▸ **Given request**
Find the line with "Output a JSON", then retype it and each later line through the last, exactly. Leave out pictures.

▸ **Supplied data**

>>>>>

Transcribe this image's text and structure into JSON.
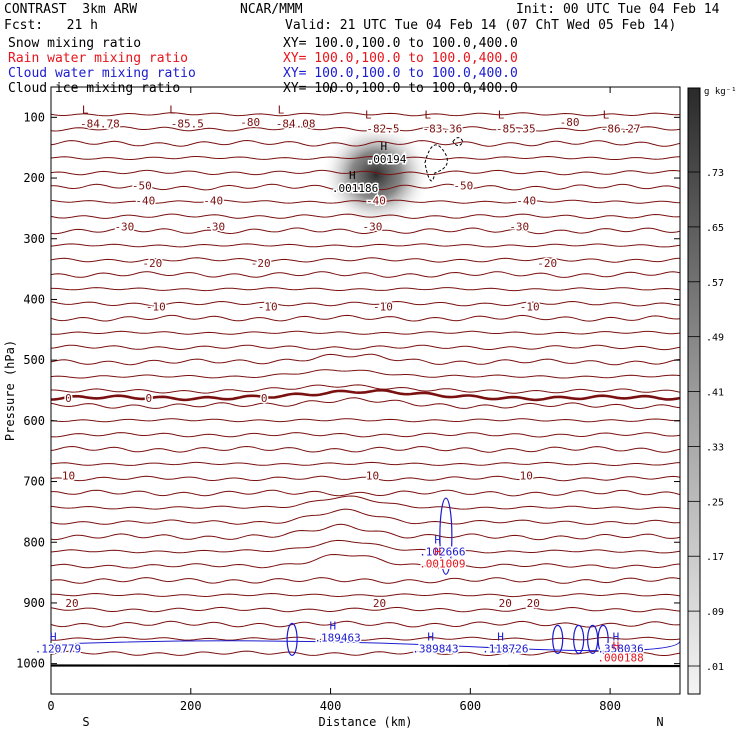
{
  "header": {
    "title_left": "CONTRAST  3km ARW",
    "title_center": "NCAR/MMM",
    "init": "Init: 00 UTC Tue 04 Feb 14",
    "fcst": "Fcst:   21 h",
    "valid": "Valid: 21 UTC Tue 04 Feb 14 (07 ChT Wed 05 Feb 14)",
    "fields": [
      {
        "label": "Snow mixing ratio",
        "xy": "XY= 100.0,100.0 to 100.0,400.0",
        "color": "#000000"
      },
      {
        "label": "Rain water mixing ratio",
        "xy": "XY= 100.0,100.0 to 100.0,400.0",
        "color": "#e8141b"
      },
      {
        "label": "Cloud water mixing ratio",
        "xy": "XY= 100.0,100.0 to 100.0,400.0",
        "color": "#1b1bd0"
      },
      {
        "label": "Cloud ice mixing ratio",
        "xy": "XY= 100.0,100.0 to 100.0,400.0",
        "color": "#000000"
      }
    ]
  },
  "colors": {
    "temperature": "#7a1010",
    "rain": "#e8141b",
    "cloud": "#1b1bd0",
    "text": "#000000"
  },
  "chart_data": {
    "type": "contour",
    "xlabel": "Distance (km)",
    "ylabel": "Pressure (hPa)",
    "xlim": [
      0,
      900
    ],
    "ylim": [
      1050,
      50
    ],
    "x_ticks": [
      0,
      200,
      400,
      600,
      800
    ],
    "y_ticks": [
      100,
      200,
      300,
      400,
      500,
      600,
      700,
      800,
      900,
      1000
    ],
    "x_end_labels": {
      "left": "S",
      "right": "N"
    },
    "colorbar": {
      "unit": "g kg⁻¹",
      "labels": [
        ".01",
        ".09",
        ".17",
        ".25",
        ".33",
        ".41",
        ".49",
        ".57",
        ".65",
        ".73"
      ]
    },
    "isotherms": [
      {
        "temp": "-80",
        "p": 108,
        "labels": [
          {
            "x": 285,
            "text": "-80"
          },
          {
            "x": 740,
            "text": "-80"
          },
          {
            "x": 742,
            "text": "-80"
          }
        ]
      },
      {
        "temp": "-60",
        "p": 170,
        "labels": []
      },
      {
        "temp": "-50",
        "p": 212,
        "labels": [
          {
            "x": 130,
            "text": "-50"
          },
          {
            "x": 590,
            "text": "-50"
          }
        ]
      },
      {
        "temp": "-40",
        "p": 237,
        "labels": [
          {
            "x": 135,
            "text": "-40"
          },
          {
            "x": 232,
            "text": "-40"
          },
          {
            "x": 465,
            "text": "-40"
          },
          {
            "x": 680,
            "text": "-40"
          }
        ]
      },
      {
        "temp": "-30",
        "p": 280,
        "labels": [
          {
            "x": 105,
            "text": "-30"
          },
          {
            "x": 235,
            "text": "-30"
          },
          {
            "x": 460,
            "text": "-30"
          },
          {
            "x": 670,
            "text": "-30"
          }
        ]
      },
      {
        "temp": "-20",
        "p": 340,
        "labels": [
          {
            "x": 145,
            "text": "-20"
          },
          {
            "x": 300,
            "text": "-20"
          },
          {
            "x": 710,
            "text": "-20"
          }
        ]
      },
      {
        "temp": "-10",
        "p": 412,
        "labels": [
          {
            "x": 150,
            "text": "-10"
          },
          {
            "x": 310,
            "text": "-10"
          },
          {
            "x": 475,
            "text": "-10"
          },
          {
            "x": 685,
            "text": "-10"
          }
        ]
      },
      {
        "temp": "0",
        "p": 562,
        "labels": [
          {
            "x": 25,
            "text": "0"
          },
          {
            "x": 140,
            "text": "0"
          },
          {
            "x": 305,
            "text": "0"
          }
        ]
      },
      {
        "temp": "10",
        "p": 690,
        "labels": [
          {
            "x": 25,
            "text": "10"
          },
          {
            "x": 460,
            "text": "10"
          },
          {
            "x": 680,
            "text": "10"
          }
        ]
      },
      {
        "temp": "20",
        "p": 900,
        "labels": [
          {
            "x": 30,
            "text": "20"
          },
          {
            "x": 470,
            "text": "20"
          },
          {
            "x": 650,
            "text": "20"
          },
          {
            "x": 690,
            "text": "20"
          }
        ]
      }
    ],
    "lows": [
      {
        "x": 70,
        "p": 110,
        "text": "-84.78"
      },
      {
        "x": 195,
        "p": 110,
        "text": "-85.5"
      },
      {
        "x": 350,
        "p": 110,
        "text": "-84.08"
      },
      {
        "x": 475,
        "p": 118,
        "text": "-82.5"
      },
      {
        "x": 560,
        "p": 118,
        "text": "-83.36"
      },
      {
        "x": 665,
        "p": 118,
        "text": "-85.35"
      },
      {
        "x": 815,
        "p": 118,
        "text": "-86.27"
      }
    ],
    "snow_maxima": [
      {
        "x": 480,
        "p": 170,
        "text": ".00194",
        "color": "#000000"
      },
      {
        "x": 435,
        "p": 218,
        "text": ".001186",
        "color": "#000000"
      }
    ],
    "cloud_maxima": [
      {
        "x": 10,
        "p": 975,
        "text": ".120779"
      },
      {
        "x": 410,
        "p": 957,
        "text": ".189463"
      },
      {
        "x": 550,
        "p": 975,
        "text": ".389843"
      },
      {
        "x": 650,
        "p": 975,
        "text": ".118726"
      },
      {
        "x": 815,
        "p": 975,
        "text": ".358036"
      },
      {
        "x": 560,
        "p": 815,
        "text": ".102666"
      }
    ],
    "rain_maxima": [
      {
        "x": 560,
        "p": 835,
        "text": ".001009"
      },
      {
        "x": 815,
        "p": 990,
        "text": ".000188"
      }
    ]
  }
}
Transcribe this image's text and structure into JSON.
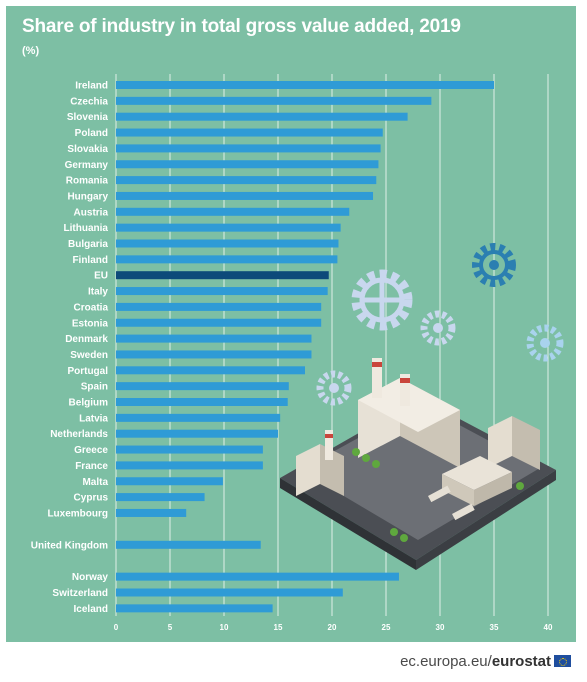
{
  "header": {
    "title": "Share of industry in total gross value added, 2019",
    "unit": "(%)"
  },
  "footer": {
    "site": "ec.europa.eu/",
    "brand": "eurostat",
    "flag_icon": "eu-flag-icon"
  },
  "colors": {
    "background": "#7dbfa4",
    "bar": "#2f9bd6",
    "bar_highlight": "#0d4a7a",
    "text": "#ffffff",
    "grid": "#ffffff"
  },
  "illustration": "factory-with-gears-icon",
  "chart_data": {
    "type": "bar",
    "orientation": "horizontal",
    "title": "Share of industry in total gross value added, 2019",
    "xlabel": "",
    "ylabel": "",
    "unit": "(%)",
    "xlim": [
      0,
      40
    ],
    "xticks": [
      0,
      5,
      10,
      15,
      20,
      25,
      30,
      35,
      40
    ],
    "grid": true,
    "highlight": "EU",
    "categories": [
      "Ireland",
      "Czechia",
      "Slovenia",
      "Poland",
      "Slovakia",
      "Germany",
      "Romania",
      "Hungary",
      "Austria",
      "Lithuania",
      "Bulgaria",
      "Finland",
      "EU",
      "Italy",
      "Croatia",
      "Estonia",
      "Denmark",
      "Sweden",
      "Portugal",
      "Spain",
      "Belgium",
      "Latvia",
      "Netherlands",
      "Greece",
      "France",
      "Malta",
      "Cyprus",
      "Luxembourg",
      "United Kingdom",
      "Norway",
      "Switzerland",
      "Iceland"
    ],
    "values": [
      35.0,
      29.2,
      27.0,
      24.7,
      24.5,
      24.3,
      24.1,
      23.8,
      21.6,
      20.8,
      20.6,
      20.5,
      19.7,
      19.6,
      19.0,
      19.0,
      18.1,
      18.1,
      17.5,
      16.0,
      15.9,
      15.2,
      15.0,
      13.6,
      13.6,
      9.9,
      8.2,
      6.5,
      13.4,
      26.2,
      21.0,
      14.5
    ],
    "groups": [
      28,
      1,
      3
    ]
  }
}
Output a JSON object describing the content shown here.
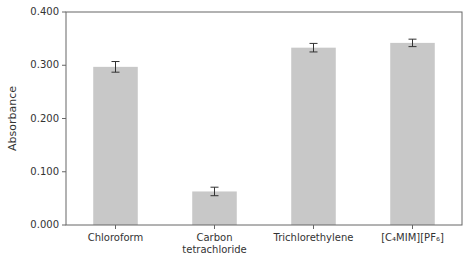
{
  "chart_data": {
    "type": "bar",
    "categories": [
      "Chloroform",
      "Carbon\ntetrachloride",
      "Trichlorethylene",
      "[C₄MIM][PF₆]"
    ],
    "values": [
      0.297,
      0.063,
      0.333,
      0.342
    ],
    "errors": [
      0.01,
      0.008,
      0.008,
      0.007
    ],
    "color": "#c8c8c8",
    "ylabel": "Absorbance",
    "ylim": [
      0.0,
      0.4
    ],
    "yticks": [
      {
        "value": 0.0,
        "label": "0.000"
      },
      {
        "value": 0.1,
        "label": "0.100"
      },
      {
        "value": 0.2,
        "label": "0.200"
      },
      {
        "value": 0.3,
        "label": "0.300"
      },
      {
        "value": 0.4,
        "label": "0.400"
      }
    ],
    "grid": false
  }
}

<<<<<

▸ **The output**
Output a JSON object describing the content shown here.
{
  "chart_data": {
    "type": "bar",
    "categories": [
      "Chloroform",
      "Carbon\ntetrachloride",
      "Trichlorethylene",
      "[C₄MIM][PF₆]"
    ],
    "values": [
      0.297,
      0.063,
      0.333,
      0.342
    ],
    "errors": [
      0.01,
      0.008,
      0.008,
      0.007
    ],
    "color": "#c8c8c8",
    "ylabel": "Absorbance",
    "ylim": [
      0.0,
      0.4
    ],
    "yticks": [
      {
        "value": 0.0,
        "label": "0.000"
      },
      {
        "value": 0.1,
        "label": "0.100"
      },
      {
        "value": 0.2,
        "label": "0.200"
      },
      {
        "value": 0.3,
        "label": "0.300"
      },
      {
        "value": 0.4,
        "label": "0.400"
      }
    ],
    "grid": false
  }
}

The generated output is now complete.